▶ **Your task**
List every tag attached to the blog post about the income inequality graph.

▶ **Passage**
- - - -

Filed under: Capitalism, Freedom | Tags: Income Inequality, The United States, The World's Rich and Poor
This graph, posted by economist Veronique de Rugy, takes a minute or two to understand, but there’s a lot of information here, and it’s worth your time. The graph shows inequality within a country— in the context of inequality around the world.
The horizontal line at the bottom shows the population of each country divided into 20 equal-sized income groups, ranked by their household per-capita income. This is divided into 5 clusters (or ventiles) each of 5 percentiles, similar to the way we customarily divide people in this country from ‘poor’ to ‘rich.’ So the entire population of a country is divided, by income, into 20 equal parts.
The household income numbers are all converted into international dollars adjusted for equal purchasing power, since the cost of goods varies from country to country. In other words the chart adjusts for the cost of living in different countries, so we are looking at consistent living standards worldwide.
The vertical axis shows where any given ventile from any country falls when compared to the entire population of the world.

- - - -

▶ **Stored data**

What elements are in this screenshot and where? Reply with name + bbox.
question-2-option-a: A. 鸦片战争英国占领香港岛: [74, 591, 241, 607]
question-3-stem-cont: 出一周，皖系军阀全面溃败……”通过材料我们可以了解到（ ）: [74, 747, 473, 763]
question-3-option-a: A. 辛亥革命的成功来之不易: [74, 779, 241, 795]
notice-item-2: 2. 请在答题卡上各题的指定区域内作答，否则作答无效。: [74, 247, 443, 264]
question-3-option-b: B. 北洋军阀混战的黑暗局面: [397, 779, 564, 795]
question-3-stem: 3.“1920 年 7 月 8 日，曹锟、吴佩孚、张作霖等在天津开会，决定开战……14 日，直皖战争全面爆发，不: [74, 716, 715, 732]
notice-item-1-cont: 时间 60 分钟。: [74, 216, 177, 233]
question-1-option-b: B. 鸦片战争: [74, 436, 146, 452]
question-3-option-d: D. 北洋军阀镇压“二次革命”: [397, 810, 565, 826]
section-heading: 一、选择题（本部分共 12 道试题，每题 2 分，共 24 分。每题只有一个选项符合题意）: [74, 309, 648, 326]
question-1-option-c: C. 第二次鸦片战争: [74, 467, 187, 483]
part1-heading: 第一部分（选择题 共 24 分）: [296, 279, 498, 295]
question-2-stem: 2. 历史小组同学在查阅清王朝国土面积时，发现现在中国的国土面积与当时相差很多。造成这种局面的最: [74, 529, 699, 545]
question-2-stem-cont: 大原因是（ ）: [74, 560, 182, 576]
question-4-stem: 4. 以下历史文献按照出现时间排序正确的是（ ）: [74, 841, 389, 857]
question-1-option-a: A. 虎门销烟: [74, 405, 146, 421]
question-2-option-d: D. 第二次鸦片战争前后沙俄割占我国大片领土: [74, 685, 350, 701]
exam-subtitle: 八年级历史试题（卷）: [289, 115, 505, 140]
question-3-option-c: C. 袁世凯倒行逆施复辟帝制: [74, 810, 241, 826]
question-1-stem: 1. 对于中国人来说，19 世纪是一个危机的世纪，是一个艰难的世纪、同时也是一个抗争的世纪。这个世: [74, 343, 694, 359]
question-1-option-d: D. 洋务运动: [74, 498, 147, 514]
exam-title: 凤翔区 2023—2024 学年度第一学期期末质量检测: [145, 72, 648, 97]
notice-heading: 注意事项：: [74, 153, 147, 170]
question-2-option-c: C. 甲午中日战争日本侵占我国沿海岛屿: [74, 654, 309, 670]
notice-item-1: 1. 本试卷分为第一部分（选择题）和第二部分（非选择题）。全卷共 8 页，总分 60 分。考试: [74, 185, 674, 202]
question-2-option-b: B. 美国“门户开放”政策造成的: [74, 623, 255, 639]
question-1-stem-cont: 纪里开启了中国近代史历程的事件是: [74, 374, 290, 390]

- - - -

▶ **The output**
Income Inequality
The United States
The World's Rich and Poor